(REQUEST):
Reproduce all of the material word for word.

+-------+

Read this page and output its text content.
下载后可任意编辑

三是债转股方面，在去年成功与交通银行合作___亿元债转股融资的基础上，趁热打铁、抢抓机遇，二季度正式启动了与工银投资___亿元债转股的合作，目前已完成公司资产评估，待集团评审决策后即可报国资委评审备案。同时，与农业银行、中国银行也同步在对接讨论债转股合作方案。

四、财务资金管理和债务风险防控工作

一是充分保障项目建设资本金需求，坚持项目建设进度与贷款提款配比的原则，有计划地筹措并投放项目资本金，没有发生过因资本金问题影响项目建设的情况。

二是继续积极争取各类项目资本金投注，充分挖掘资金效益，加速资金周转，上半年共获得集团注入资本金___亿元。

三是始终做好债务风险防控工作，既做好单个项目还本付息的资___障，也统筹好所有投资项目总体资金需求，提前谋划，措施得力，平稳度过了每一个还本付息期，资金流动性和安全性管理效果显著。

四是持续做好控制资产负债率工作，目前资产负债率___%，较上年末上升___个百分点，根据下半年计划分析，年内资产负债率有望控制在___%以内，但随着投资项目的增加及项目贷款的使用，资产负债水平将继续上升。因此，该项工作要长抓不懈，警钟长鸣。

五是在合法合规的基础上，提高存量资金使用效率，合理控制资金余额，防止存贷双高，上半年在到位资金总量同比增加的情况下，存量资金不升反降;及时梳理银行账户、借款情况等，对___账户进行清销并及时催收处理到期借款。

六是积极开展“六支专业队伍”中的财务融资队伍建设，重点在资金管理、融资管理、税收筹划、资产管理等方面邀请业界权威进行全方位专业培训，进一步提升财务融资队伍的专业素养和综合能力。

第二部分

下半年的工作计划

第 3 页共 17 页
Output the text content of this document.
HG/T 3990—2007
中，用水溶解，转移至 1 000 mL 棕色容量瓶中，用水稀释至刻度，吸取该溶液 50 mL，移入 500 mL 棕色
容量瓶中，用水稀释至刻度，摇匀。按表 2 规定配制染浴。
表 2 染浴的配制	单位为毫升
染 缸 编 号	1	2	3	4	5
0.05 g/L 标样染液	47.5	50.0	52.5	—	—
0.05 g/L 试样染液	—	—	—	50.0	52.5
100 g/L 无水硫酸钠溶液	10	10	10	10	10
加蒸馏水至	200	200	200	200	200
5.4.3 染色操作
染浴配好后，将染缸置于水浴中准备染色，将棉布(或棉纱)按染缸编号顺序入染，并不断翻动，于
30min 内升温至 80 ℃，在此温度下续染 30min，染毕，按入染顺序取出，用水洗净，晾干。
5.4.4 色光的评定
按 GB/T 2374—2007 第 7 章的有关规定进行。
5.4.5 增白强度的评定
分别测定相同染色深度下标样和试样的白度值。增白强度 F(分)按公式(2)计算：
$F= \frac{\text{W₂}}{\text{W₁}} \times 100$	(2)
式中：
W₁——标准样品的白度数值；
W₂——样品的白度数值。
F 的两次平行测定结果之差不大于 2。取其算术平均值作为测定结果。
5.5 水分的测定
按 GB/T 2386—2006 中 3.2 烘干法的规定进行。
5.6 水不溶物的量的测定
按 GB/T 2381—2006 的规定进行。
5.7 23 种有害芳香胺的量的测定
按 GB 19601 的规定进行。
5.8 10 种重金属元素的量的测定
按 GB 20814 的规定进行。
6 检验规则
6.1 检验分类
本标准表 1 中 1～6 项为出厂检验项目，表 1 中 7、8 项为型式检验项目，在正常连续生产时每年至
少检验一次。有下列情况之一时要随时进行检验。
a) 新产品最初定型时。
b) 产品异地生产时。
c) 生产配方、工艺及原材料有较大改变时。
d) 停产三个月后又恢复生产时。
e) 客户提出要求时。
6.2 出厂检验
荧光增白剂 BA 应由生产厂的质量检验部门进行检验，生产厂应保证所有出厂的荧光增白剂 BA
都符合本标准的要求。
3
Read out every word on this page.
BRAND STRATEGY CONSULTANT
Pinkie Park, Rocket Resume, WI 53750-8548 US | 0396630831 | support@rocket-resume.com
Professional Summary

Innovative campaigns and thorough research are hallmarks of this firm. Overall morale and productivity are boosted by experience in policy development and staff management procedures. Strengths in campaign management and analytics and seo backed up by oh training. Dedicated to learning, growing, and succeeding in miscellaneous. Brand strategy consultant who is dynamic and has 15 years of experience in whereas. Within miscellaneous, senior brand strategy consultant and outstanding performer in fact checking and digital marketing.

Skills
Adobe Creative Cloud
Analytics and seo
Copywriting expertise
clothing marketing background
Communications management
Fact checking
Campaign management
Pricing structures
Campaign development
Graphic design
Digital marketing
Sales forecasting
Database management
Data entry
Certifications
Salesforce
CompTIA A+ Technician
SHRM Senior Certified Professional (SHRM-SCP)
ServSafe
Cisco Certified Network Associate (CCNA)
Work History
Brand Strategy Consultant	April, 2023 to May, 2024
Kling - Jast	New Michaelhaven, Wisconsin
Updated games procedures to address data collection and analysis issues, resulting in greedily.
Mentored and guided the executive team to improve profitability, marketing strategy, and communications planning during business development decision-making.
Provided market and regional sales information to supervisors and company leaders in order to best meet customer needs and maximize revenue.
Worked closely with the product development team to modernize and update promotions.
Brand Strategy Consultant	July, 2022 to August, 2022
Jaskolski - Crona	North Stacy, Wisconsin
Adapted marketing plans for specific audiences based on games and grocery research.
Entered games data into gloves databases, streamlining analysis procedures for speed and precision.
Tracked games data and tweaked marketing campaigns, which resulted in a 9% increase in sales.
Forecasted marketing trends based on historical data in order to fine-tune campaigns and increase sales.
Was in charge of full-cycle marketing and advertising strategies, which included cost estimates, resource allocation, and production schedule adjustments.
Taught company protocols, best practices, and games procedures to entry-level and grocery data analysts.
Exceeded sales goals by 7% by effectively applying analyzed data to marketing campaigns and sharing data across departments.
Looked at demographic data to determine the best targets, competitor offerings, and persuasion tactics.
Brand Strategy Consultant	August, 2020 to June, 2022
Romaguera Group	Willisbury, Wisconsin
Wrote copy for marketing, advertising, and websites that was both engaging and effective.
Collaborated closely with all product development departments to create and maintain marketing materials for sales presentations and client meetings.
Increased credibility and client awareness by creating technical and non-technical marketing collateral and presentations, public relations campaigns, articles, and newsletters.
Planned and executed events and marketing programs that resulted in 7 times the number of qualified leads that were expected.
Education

+-------+

(WRITTEN SOLUTION):
Read this page and output its text content.
下载后可任意编辑

三是债转股方面，在去年成功与交通银行合作___亿元债转股融资的基础上，趁热打铁、抢抓机遇，二季度正式启动了与工银投资___亿元债转股的合作，目前已完成公司资产评估，待集团评审决策后即可报国资委评审备案。同时，与农业银行、中国银行也同步在对接讨论债转股合作方案。

四、财务资金管理和债务风险防控工作

一是充分保障项目建设资本金需求，坚持项目建设进度与贷款提款配比的原则，有计划地筹措并投放项目资本金，没有发生过因资本金问题影响项目建设的情况。

二是继续积极争取各类项目资本金投注，充分挖掘资金效益，加速资金周转，上半年共获得集团注入资本金___亿元。

三是始终做好债务风险防控工作，既做好单个项目还本付息的资___障，也统筹好所有投资项目总体资金需求，提前谋划，措施得力，平稳度过了每一个还本付息期，资金流动性和安全性管理效果显著。

四是持续做好控制资产负债率工作，目前资产负债率___%，较上年末上升___个百分点，根据下半年计划分析，年内资产负债率有望控制在___%以内，但随着投资项目的增加及项目贷款的使用，资产负债水平将继续上升。因此，该项工作要长抓不懈，警钟长鸣。

五是在合法合规的基础上，提高存量资金使用效率，合理控制资金余额，防止存贷双高，上半年在到位资金总量同比增加的情况下，存量资金不升反降;及时梳理银行账户、借款情况等，对___账户进行清销并及时催收处理到期借款。

六是积极开展“六支专业队伍”中的财务融资队伍建设，重点在资金管理、融资管理、税收筹划、资产管理等方面邀请业界权威进行全方位专业培训，进一步提升财务融资队伍的专业素养和综合能力。

第二部分

下半年的工作计划

第 3 页共 17 页
Output the text content of this document.
HG/T 3990—2007
中，用水溶解，转移至 1 000 mL 棕色容量瓶中，用水稀释至刻度，吸取该溶液 50 mL，移入 500 mL 棕色
容量瓶中，用水稀释至刻度，摇匀。按表 2 规定配制染浴。
表 2 染浴的配制	单位为毫升
染 缸 编 号	1	2	3	4	5
0.05 g/L 标样染液	47.5	50.0	52.5	—	—
0.05 g/L 试样染液	—	—	—	50.0	52.5
100 g/L 无水硫酸钠溶液	10	10	10	10	10
加蒸馏水至	200	200	200	200	200
5.4.3 染色操作
染浴配好后，将染缸置于水浴中准备染色，将棉布(或棉纱)按染缸编号顺序入染，并不断翻动，于
30min 内升温至 80 ℃，在此温度下续染 30min，染毕，按入染顺序取出，用水洗净，晾干。
5.4.4 色光的评定
按 GB/T 2374—2007 第 7 章的有关规定进行。
5.4.5 增白强度的评定
分别测定相同染色深度下标样和试样的白度值。增白强度 F(分)按公式(2)计算：
$F= \frac{\text{W₂}}{\text{W₁}} \times 100$	(2)
式中：
W₁——标准样品的白度数值；
W₂——样品的白度数值。
F 的两次平行测定结果之差不大于 2。取其算术平均值作为测定结果。
5.5 水分的测定
按 GB/T 2386—2006 中 3.2 烘干法的规定进行。
5.6 水不溶物的量的测定
按 GB/T 2381—2006 的规定进行。
5.7 23 种有害芳香胺的量的测定
按 GB 19601 的规定进行。
5.8 10 种重金属元素的量的测定
按 GB 20814 的规定进行。
6 检验规则
6.1 检验分类
本标准表 1 中 1～6 项为出厂检验项目，表 1 中 7、8 项为型式检验项目，在正常连续生产时每年至
少检验一次。有下列情况之一时要随时进行检验。
a) 新产品最初定型时。
b) 产品异地生产时。
c) 生产配方、工艺及原材料有较大改变时。
d) 停产三个月后又恢复生产时。
e) 客户提出要求时。
6.2 出厂检验
荧光增白剂 BA 应由生产厂的质量检验部门进行检验，生产厂应保证所有出厂的荧光增白剂 BA
都符合本标准的要求。
3
Read out every word on this page.
BRAND STRATEGY CONSULTANT
Pinkie Park, Rocket Resume, WI 53750-8548 US | 0396630831 | support@rocket-resume.com
Professional Summary

Innovative campaigns and thorough research are hallmarks of this firm. Overall morale and productivity are boosted by experience in policy development and staff management procedures. Strengths in campaign management and analytics and seo backed up by oh training. Dedicated to learning, growing, and succeeding in miscellaneous. Brand strategy consultant who is dynamic and has 15 years of experience in whereas. Within miscellaneous, senior brand strategy consultant and outstanding performer in fact checking and digital marketing.

Skills
Adobe Creative Cloud
Analytics and seo
Copywriting expertise
clothing marketing background
Communications management
Fact checking
Campaign management
Pricing structures
Campaign development
Graphic design
Digital marketing
Sales forecasting
Database management
Data entry
Certifications
Salesforce
CompTIA A+ Technician
SHRM Senior Certified Professional (SHRM-SCP)
ServSafe
Cisco Certified Network Associate (CCNA)
Work History
Brand Strategy Consultant	April, 2023 to May, 2024
Kling - Jast	New Michaelhaven, Wisconsin
Updated games procedures to address data collection and analysis issues, resulting in greedily.
Mentored and guided the executive team to improve profitability, marketing strategy, and communications planning during business development decision-making.
Provided market and regional sales information to supervisors and company leaders in order to best meet customer needs and maximize revenue.
Worked closely with the product development team to modernize and update promotions.
Brand Strategy Consultant	July, 2022 to August, 2022
Jaskolski - Crona	North Stacy, Wisconsin
Adapted marketing plans for specific audiences based on games and grocery research.
Entered games data into gloves databases, streamlining analysis procedures for speed and precision.
Tracked games data and tweaked marketing campaigns, which resulted in a 9% increase in sales.
Forecasted marketing trends based on historical data in order to fine-tune campaigns and increase sales.
Was in charge of full-cycle marketing and advertising strategies, which included cost estimates, resource allocation, and production schedule adjustments.
Taught company protocols, best practices, and games procedures to entry-level and grocery data analysts.
Exceeded sales goals by 7% by effectively applying analyzed data to marketing campaigns and sharing data across departments.
Looked at demographic data to determine the best targets, competitor offerings, and persuasion tactics.
Brand Strategy Consultant	August, 2020 to June, 2022
Romaguera Group	Willisbury, Wisconsin
Wrote copy for marketing, advertising, and websites that was both engaging and effective.
Collaborated closely with all product development departments to create and maintain marketing materials for sales presentations and client meetings.
Increased credibility and client awareness by creating technical and non-technical marketing collateral and presentations, public relations campaigns, articles, and newsletters.
Planned and executed events and marketing programs that resulted in 7 times the number of qualified leads that were expected.
Education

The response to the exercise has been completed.